== EXCERTO PARA LEITURA ==

José Batista da Ascenção disse...

O ensino recorrente foi criado há largos anos como um ensino de "segunda oportunidade". Creio que foi assim que formal e legalmente lhe chamaram. Nesses inícios também eu dei aulas a alunos do ensino recorrente e procurei sempre ensiná-los e deles exigir como o fazia com os alunos dos cursos diurnos. E o rendimento era satisfatório, porque havia realmente muita gente que voltava à escola com o desejo de aprender.
Mais tarde aconteceram coisas estranhas: alunos do ensino secundário anulavam as matrículas e inscrevia-se em cursos do ensino recorrente ministrados em certos estabelecimentos de ensino e conseguiam classificações que terão feito entrar centenas deles em cursos de medicina. A coisa havia de ser travada, mas ficou no historial como mais uma das muitas tortuosidades em que o nosso sistema de ensino tem sido fértil...

Nan disse...

«Todavia, é bom não endeusar o ensino recorrente. Este sempre apresentou taxas de sucesso muito baixas (em 2007 rondava os 21%).»
Durante muitos anos dei aulas no Ensino Recorrente. Primeiro porque era a última a escolher horário e tinha que me contentar com o que havia e depois porque gostei muito do trabalho. Uma das coisas que lhe dirá quem tenha trabalhado na escola nocturna é que a taxa de desistências é sempre alta e a taxa de sucesso é sempre baixa.
Primeiro, porque são pessoas que trabalham durante o dia e estudam à noite: chegam à escola cansadas, têm vidas familiares, por vezes complicadas...
Segundo, porque as escolas sempre trataram os cursos nocturnos como «cursos de segunda», não fazendo esforço algum para que os alunos se sentissem bem na escola: é frequente que não haja onde comer, que não haja reprografia, que nem sequer possam comprar uma caderno ou um lápis...
Terceiro, porque os alunos destes cursos estão já a fazer um esforço tão grande, muitas vezes sem um bom apoio familiar, que qualquer pequena alteração nas suas vidas os faz desistir.
Qualquer sistema de ensino que se use no ensino nocturno sofrerá sempre destes problemas. Claro que fica caro, mas deixar as pessoas sem formação ou dar-lhes formação a fingir é bastante mais caro, certo?

Anónimo disse...

Eu também fui aluno do ensino recorrente; fui protagonista e testemunha do imenso esforço que obriga a aprendizagem fora de tempo e de horas e, neste esforço, o recurso ao "desenrascanço" prolifera. Mas também vi alunos com muita força de vontade e muita dignidade tal como alguns professores: verdadeiros exemplos para alunos que anulavam as suas matrículas diurnas e recorriam ao ensino recorrente. Mas aqui não posso deixar de mencionar alguns professores que tinham os seus "trabalhinhos" durante o dia (alguns bem rentáveis) e, de tão extenuados, metiam atestado médico por longos períodos ou quando iam dar aulas (e que era um favor que faziam aos alunos) estavam tão cansados que se limitavam a ditar aos alunos um conjunto de possíveis perguntas e respectivas respostas, dentre as quais seria composto o teste de avaliação, "coisa" bem mais fácil do que estar a explicar os respectivos assuntos.

Dados de deteção do layout de documentos:

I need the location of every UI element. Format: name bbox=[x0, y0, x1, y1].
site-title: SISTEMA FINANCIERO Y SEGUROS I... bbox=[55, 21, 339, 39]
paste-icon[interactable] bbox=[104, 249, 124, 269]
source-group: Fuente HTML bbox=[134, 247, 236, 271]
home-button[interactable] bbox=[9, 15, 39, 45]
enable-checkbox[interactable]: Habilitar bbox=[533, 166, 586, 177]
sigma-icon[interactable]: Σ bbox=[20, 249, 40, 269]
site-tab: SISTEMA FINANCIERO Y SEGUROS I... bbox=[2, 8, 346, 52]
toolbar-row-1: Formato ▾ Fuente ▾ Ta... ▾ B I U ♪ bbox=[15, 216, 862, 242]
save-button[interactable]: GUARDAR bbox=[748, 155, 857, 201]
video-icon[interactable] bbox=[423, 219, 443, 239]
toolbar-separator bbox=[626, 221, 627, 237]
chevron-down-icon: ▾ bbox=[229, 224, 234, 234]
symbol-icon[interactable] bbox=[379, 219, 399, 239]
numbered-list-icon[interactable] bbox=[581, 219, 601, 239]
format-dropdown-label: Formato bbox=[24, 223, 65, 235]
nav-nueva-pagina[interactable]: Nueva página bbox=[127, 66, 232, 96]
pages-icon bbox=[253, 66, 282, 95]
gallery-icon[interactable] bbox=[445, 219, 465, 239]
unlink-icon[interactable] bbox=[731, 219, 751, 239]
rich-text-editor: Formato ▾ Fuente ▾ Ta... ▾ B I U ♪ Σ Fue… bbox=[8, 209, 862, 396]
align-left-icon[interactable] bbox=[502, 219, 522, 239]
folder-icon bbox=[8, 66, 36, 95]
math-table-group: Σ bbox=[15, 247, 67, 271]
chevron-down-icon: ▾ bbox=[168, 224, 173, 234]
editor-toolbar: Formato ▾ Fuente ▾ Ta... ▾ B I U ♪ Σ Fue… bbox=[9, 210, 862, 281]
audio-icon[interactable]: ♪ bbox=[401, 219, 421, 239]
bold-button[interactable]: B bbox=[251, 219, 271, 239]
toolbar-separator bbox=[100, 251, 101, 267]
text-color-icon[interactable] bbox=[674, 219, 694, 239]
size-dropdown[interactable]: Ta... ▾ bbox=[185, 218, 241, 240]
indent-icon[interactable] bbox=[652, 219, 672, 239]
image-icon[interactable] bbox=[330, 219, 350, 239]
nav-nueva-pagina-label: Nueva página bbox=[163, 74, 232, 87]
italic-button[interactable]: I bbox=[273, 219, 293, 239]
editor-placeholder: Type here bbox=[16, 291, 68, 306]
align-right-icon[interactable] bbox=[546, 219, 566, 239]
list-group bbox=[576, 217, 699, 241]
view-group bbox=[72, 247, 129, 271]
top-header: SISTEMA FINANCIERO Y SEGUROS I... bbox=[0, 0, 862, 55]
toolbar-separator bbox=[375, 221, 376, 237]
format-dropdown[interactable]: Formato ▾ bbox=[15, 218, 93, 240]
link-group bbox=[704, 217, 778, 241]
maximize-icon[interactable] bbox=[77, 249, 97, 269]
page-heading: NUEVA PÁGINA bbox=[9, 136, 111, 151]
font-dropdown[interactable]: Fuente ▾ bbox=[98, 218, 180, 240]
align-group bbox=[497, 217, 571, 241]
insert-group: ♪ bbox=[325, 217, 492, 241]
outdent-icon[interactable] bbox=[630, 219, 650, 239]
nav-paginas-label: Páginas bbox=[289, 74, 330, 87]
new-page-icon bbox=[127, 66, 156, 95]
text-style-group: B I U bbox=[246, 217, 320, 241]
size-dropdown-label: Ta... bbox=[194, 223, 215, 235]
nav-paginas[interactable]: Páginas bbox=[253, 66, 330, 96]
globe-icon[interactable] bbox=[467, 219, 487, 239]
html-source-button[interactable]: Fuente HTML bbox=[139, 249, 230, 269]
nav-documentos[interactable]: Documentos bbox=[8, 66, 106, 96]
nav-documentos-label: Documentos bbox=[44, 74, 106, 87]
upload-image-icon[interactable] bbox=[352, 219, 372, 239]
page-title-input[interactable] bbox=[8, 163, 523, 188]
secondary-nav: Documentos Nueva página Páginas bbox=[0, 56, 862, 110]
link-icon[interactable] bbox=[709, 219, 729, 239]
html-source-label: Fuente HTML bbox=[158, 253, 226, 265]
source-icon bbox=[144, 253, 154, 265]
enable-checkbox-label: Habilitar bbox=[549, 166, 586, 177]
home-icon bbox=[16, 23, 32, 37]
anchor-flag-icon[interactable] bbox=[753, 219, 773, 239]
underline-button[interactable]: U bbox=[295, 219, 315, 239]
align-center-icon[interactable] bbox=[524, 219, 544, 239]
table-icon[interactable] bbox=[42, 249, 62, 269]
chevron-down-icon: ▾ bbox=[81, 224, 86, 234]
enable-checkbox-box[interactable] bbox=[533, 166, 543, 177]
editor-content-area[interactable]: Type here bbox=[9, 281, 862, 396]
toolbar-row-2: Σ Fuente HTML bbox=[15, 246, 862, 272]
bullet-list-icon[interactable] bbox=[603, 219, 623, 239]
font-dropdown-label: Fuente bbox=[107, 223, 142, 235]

== EXERCÍCIOS PROPOSTOS ==
(1) Reescreva em forma de lista o parágrafo dos comentários sobre o ensino recorrente que começa por "Durante muitos anos dei aulas", mantendo os factos principais.
(2) De acordo com os comentários sobre o ensino recorrente, porque era satisfatório o rendimento dos alunos nos inícios desse ensino? Responda com uma a três frases.
(3) Indique se cada afirmação está de acordo com os comentários sobre o ensino recorrente e cite as palavras do texto que o decidem:
(a) O ensino recorrente foi criado como um ensino de segunda oportunidade.
(b) Em 2007, a taxa de sucesso do ensino recorrente rondava os 50%.
(c) As escolas sempre deram aos cursos nocturnos o mesmo tratamento que aos diurnos.

== EXERCÍCIOS RESOLVIDOS ==
(1)
- Quem escreve deu aulas no Ensino Recorrente durante muitos anos.
- No início foi por ser a última a escolher horário.
- Depois continuou por ter gostado muito do trabalho.
- Quem trabalhou na escola nocturna sabe que a taxa de desistências é sempre alta e a taxa de sucesso é sempre baixa.

(2) O rendimento era satisfatório porque havia realmente muita gente que voltava à escola com o desejo de aprender.

(3)
(a) Sim: «O ensino recorrente foi criado há largos anos como um ensino de "segunda oportunidade".»
(b) Não: «em 2007 rondava os 21%»
(c) Não: “as escolas sempre trataram os cursos nocturnos como «cursos de segunda»”